PROBLEM STATEMENT
In the entries below, count each line holding the word "text". Answer with the total alone.

>> Start RECORDS FOR THIS TASK

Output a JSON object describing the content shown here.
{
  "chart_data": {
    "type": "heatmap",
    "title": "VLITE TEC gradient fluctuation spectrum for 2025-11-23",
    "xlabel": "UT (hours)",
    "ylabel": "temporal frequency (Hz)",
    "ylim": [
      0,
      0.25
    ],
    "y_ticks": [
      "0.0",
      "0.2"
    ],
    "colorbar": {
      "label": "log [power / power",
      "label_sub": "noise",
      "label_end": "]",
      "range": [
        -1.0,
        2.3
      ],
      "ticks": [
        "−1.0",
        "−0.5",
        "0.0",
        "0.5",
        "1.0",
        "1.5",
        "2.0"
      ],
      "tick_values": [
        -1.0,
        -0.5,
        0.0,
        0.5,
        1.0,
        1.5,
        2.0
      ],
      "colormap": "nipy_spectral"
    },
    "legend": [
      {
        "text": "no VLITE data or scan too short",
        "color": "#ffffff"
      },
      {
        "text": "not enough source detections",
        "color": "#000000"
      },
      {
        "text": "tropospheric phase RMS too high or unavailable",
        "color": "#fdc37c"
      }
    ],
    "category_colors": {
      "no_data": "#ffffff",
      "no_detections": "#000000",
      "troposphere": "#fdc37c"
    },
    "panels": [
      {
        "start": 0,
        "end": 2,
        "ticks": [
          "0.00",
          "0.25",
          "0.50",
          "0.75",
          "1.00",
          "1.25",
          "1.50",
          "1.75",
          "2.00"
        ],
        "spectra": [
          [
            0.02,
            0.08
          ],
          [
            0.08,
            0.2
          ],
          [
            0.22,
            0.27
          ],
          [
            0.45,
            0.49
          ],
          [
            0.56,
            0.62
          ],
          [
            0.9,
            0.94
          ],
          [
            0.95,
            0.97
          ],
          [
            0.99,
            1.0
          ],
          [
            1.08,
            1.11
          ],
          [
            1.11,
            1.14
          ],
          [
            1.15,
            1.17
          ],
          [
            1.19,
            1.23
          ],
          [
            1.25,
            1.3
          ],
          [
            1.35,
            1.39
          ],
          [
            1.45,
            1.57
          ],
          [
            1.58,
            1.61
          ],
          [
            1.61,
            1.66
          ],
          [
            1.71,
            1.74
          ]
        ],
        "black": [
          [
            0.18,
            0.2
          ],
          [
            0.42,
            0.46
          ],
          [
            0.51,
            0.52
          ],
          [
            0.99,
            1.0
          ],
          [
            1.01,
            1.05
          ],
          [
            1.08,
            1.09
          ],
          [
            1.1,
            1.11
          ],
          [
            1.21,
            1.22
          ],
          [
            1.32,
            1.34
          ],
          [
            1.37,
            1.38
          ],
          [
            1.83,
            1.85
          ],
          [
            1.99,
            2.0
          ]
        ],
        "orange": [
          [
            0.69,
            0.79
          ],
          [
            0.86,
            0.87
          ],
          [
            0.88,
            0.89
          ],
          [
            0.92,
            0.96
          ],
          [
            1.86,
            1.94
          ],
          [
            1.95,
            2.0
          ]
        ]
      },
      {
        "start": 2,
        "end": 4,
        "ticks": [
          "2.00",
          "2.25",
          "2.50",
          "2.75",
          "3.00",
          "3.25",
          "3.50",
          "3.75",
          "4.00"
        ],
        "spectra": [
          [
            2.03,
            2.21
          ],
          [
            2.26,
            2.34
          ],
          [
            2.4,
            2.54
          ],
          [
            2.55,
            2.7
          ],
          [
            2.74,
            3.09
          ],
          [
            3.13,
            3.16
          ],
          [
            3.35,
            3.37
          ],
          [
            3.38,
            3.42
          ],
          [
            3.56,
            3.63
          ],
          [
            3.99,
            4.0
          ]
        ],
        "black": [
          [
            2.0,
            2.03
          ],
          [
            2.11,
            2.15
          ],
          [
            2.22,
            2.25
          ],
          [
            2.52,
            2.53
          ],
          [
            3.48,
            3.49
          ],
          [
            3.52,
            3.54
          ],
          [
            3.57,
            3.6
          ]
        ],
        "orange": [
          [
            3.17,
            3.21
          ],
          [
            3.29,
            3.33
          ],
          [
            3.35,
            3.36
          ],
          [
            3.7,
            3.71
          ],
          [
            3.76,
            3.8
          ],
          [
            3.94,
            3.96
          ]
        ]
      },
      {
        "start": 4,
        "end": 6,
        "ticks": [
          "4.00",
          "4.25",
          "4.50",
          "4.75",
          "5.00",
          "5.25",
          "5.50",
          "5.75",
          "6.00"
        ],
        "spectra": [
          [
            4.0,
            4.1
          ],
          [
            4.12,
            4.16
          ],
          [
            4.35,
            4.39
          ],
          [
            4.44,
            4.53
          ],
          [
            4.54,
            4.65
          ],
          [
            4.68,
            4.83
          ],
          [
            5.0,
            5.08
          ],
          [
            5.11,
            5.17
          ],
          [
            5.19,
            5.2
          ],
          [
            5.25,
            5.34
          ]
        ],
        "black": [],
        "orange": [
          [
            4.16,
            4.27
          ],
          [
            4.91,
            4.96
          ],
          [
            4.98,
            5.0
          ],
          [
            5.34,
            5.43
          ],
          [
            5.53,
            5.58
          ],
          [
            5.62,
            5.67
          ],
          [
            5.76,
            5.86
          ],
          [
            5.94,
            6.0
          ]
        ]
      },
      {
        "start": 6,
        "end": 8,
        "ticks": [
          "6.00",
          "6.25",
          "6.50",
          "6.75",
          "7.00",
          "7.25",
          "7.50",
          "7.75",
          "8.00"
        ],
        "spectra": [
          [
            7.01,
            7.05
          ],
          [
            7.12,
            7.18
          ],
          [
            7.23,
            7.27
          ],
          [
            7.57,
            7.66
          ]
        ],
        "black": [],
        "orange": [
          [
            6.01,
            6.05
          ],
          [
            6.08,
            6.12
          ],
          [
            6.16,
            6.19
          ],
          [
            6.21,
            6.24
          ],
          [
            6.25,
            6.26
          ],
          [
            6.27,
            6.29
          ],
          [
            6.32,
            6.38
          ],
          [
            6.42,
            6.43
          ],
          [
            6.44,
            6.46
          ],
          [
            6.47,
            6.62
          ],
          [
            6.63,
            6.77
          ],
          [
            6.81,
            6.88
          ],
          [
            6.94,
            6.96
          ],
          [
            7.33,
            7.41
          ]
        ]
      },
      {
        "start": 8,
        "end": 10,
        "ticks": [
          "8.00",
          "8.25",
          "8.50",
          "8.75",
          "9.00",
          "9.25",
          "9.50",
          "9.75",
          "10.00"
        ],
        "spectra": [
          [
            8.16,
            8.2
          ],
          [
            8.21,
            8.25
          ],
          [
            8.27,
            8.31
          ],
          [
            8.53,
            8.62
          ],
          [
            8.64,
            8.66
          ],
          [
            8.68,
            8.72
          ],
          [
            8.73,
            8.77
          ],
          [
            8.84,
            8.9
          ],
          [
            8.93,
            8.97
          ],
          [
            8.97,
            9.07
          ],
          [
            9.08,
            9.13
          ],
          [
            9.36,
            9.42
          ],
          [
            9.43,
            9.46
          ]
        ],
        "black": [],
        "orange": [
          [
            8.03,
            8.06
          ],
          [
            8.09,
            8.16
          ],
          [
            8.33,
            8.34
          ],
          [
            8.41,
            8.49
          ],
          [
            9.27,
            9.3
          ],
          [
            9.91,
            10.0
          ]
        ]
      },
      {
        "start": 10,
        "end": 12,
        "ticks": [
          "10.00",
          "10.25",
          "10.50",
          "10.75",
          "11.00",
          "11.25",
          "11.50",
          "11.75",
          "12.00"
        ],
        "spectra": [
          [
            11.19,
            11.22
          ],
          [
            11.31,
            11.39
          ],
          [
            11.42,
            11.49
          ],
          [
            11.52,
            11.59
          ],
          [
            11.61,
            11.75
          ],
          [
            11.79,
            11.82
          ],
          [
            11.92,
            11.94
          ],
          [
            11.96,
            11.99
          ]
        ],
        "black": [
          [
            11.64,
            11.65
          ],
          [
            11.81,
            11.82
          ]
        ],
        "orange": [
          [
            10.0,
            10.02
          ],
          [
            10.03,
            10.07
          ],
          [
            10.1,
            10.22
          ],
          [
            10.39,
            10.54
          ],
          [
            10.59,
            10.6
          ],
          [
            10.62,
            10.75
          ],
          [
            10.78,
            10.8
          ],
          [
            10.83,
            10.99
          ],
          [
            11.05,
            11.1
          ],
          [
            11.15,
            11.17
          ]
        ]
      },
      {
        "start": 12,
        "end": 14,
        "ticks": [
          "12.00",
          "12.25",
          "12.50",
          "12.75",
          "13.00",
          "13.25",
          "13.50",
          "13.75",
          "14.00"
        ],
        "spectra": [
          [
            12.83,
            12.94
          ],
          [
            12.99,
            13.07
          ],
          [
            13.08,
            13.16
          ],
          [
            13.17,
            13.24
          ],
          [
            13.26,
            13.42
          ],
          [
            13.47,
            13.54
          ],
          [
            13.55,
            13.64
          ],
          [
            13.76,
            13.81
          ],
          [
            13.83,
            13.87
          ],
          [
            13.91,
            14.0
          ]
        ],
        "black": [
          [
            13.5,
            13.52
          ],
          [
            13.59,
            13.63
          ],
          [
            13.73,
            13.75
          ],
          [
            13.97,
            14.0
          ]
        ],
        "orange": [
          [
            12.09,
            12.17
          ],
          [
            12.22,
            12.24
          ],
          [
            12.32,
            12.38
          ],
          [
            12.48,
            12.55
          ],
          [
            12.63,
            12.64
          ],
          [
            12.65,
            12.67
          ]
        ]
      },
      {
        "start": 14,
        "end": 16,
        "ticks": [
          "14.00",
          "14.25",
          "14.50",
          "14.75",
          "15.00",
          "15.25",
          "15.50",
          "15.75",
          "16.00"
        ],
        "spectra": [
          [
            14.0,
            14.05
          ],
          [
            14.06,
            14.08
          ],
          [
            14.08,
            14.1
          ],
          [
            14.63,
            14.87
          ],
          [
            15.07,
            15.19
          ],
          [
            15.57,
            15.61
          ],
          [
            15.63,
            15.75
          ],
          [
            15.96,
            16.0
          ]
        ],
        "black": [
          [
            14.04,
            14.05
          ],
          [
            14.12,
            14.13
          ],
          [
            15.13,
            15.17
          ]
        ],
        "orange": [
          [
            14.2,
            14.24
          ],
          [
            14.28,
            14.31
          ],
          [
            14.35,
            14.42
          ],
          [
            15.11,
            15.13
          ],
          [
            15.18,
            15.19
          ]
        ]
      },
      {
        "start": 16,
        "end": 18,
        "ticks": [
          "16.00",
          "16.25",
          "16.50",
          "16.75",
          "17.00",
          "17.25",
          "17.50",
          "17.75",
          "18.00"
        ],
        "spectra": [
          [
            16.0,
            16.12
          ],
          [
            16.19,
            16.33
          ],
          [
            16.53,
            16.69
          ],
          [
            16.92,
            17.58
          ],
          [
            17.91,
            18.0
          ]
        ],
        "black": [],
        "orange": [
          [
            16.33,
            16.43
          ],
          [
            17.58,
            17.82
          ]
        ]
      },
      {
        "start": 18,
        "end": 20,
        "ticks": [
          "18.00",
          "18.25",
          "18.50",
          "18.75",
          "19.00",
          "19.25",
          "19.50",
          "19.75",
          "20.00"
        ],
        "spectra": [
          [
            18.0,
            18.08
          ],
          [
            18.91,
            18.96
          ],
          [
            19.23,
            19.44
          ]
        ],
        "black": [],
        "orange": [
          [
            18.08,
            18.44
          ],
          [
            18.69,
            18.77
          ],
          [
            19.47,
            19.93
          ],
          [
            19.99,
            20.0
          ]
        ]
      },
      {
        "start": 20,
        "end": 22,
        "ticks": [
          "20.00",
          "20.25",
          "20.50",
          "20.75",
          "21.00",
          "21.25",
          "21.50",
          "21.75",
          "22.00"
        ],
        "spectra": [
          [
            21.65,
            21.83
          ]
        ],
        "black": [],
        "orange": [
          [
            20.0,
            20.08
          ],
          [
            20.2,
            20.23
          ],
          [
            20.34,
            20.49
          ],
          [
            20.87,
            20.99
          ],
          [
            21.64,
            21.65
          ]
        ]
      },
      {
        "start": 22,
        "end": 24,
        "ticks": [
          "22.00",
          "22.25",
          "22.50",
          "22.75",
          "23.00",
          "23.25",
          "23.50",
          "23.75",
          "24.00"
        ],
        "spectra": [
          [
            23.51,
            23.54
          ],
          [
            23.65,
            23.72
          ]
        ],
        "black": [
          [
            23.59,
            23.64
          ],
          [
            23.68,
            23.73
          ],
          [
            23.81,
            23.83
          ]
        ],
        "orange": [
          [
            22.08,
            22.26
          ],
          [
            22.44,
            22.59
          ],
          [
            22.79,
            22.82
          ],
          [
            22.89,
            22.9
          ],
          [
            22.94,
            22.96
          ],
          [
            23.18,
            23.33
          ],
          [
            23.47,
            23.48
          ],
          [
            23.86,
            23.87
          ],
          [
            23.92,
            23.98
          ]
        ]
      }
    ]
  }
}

>> End RECORDS FOR THIS TASK

TASK ANSWER
3